### STATED GOAL
Below is a listing; write it out exactly and drop any images from it.
--- RECORDED INFORMATION ---
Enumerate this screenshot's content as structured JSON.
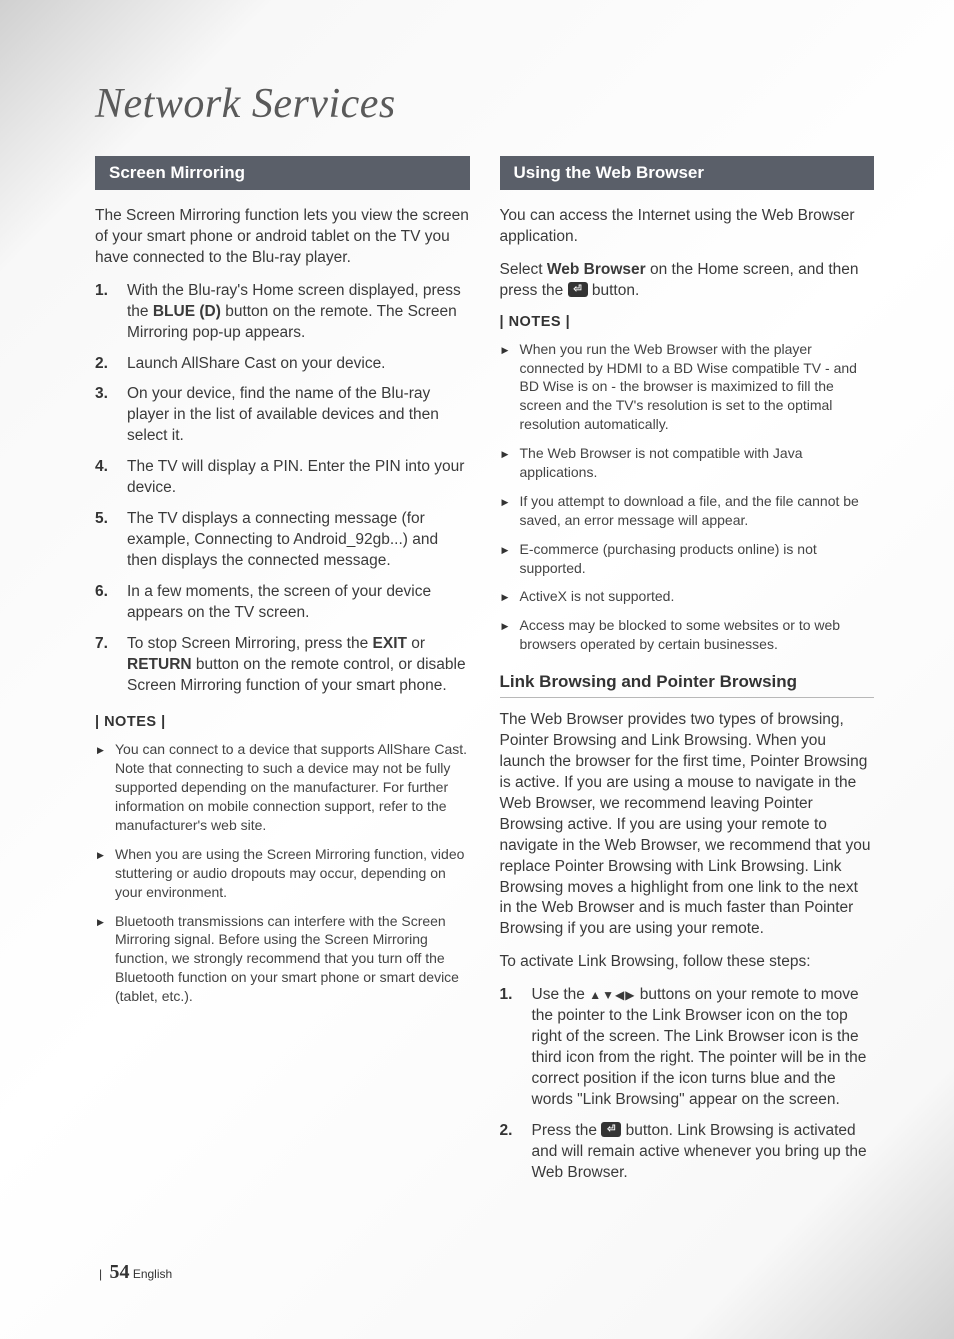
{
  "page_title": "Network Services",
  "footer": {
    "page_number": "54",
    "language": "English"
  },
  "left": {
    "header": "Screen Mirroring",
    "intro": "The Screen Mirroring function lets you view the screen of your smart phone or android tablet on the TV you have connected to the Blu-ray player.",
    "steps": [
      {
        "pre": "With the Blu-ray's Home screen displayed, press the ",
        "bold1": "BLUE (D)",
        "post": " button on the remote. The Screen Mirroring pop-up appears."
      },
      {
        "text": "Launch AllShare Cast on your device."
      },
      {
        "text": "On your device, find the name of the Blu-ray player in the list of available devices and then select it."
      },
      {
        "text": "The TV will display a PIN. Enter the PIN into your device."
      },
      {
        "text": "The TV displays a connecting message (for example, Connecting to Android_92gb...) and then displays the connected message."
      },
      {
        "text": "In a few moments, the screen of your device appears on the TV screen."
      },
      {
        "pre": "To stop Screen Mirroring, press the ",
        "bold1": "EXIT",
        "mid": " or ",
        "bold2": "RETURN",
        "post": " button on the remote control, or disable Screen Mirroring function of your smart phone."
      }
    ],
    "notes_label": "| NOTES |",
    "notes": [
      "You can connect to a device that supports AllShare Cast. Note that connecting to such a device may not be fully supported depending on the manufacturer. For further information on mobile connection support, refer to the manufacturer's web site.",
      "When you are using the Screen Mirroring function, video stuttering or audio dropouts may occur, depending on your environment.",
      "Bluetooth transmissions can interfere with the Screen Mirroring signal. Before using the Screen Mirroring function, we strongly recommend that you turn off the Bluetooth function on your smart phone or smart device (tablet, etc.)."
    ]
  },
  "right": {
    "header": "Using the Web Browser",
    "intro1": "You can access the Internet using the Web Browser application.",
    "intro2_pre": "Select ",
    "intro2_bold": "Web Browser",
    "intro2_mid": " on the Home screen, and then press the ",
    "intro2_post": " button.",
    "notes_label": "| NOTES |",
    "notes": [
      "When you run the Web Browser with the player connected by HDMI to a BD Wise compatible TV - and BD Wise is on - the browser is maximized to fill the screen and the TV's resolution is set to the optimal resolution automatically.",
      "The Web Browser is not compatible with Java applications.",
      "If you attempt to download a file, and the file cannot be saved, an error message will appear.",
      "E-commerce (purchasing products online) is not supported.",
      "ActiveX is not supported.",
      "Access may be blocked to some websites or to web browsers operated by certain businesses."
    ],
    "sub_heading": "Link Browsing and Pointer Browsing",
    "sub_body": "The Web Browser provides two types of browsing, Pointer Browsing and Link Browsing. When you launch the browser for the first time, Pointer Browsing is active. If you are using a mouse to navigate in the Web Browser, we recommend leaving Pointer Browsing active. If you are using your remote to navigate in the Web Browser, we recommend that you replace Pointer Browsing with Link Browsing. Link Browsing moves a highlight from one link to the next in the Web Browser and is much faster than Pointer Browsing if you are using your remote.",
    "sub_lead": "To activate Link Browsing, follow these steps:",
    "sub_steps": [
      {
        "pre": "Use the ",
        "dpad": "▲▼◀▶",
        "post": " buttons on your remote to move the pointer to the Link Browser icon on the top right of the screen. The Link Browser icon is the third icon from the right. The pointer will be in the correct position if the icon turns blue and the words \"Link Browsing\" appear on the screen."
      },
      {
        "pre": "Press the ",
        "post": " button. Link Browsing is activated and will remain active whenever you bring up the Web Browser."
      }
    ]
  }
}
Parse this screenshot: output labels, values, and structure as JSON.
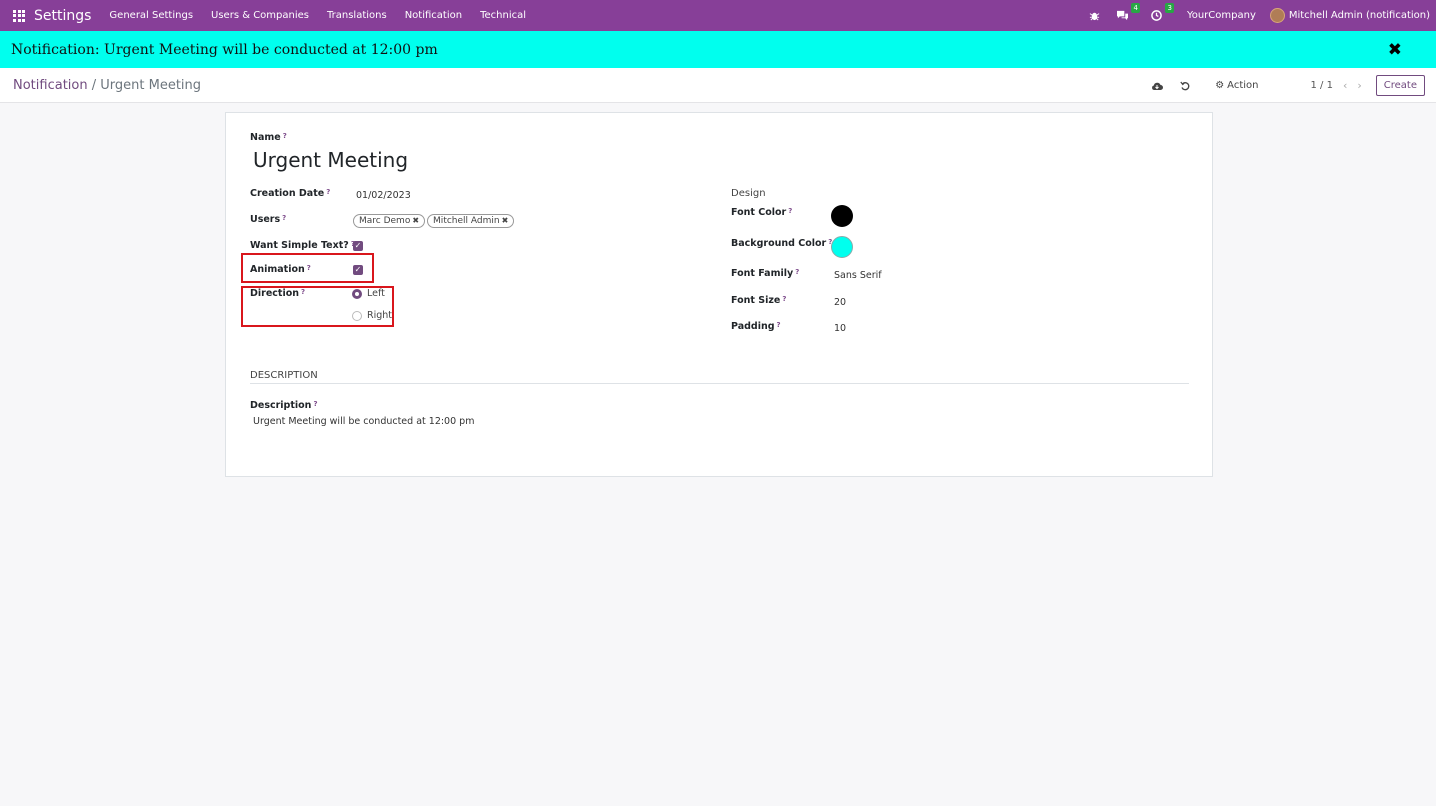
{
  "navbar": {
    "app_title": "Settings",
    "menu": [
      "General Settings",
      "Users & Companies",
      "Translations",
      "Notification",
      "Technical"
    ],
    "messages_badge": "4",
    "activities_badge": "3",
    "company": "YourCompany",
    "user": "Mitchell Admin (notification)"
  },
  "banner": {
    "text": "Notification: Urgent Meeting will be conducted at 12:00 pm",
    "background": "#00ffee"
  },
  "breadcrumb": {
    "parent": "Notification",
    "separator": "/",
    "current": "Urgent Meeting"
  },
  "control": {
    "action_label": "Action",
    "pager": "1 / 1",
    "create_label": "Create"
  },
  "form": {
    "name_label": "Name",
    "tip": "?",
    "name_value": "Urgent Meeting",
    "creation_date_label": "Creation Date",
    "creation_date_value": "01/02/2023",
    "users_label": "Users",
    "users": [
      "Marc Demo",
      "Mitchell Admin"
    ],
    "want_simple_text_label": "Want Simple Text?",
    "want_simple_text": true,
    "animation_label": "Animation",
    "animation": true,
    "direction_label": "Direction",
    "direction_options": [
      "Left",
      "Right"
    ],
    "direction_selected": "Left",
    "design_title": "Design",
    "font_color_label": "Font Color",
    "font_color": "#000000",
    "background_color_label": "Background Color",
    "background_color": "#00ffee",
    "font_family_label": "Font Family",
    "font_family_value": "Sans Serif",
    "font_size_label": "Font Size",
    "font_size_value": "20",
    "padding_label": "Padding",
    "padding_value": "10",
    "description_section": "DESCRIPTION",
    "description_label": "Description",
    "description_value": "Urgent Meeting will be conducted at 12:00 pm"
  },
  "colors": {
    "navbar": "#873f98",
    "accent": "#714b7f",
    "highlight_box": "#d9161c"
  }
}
---
### RESULT FOR THIS TASK
Enumerate this screenshot's content as structured JSON.
{
  "page_title": "Network Services",
  "footer": {
    "page_number": "54",
    "language": "English"
  },
  "left": {
    "header": "Screen Mirroring",
    "intro": "The Screen Mirroring function lets you view the screen of your smart phone or android tablet on the TV you have connected to the Blu-ray player.",
    "steps": [
      {
        "pre": "With the Blu-ray's Home screen displayed, press the ",
        "bold1": "BLUE (D)",
        "post": " button on the remote. The Screen Mirroring pop-up appears."
      },
      {
        "text": "Launch AllShare Cast on your device."
      },
      {
        "text": "On your device, find the name of the Blu-ray player in the list of available devices and then select it."
      },
      {
        "text": "The TV will display a PIN. Enter the PIN into your device."
      },
      {
        "text": "The TV displays a connecting message (for example, Connecting to Android_92gb...) and then displays the connected message."
      },
      {
        "text": "In a few moments, the screen of your device appears on the TV screen."
      },
      {
        "pre": "To stop Screen Mirroring, press the ",
        "bold1": "EXIT",
        "mid": " or ",
        "bold2": "RETURN",
        "post": " button on the remote control, or disable Screen Mirroring function of your smart phone."
      }
    ],
    "notes_label": "| NOTES |",
    "notes": [
      "You can connect to a device that supports AllShare Cast. Note that connecting to such a device may not be fully supported depending on the manufacturer. For further information on mobile connection support, refer to the manufacturer's web site.",
      "When you are using the Screen Mirroring function, video stuttering or audio dropouts may occur, depending on your environment.",
      "Bluetooth transmissions can interfere with the Screen Mirroring signal. Before using the Screen Mirroring function, we strongly recommend that you turn off the Bluetooth function on your smart phone or smart device (tablet, etc.)."
    ]
  },
  "right": {
    "header": "Using the Web Browser",
    "intro1": "You can access the Internet using the Web Browser application.",
    "intro2_pre": "Select ",
    "intro2_bold": "Web Browser",
    "intro2_mid": " on the Home screen, and then press the ",
    "intro2_post": " button.",
    "notes_label": "| NOTES |",
    "notes": [
      "When you run the Web Browser with the player connected by HDMI to a BD Wise compatible TV - and BD Wise is on - the browser is maximized to fill the screen and the TV's resolution is set to the optimal resolution automatically.",
      "The Web Browser is not compatible with Java applications.",
      "If you attempt to download a file, and the file cannot be saved, an error message will appear.",
      "E-commerce (purchasing products online) is not supported.",
      "ActiveX is not supported.",
      "Access may be blocked to some websites or to web browsers operated by certain businesses."
    ],
    "sub_heading": "Link Browsing and Pointer Browsing",
    "sub_body": "The Web Browser provides two types of browsing, Pointer Browsing and Link Browsing. When you launch the browser for the first time, Pointer Browsing is active. If you are using a mouse to navigate in the Web Browser, we recommend leaving Pointer Browsing active. If you are using your remote to navigate in the Web Browser, we recommend that you replace Pointer Browsing with Link Browsing. Link Browsing moves a highlight from one link to the next in the Web Browser and is much faster than Pointer Browsing if you are using your remote.",
    "sub_lead": "To activate Link Browsing, follow these steps:",
    "sub_steps": [
      {
        "pre": "Use the ",
        "dpad": "▲▼◀▶",
        "post": " buttons on your remote to move the pointer to the Link Browser icon on the top right of the screen. The Link Browser icon is the third icon from the right. The pointer will be in the correct position if the icon turns blue and the words \"Link Browsing\" appear on the screen."
      },
      {
        "pre": "Press the ",
        "post": " button. Link Browsing is activated and will remain active whenever you bring up the Web Browser."
      }
    ]
  }
}
Parse this screenshot: output labels, values, and structure as JSON.
{
  "navbar": {
    "app_title": "Settings",
    "menu": [
      "General Settings",
      "Users & Companies",
      "Translations",
      "Notification",
      "Technical"
    ],
    "messages_badge": "4",
    "activities_badge": "3",
    "company": "YourCompany",
    "user": "Mitchell Admin (notification)"
  },
  "banner": {
    "text": "Notification: Urgent Meeting will be conducted at 12:00 pm",
    "background": "#00ffee"
  },
  "breadcrumb": {
    "parent": "Notification",
    "separator": "/",
    "current": "Urgent Meeting"
  },
  "control": {
    "action_label": "Action",
    "pager": "1 / 1",
    "create_label": "Create"
  },
  "form": {
    "name_label": "Name",
    "tip": "?",
    "name_value": "Urgent Meeting",
    "creation_date_label": "Creation Date",
    "creation_date_value": "01/02/2023",
    "users_label": "Users",
    "users": [
      "Marc Demo",
      "Mitchell Admin"
    ],
    "want_simple_text_label": "Want Simple Text?",
    "want_simple_text": true,
    "animation_label": "Animation",
    "animation": true,
    "direction_label": "Direction",
    "direction_options": [
      "Left",
      "Right"
    ],
    "direction_selected": "Left",
    "design_title": "Design",
    "font_color_label": "Font Color",
    "font_color": "#000000",
    "background_color_label": "Background Color",
    "background_color": "#00ffee",
    "font_family_label": "Font Family",
    "font_family_value": "Sans Serif",
    "font_size_label": "Font Size",
    "font_size_value": "20",
    "padding_label": "Padding",
    "padding_value": "10",
    "description_section": "DESCRIPTION",
    "description_label": "Description",
    "description_value": "Urgent Meeting will be conducted at 12:00 pm"
  },
  "colors": {
    "navbar": "#873f98",
    "accent": "#714b7f",
    "highlight_box": "#d9161c"
  }
}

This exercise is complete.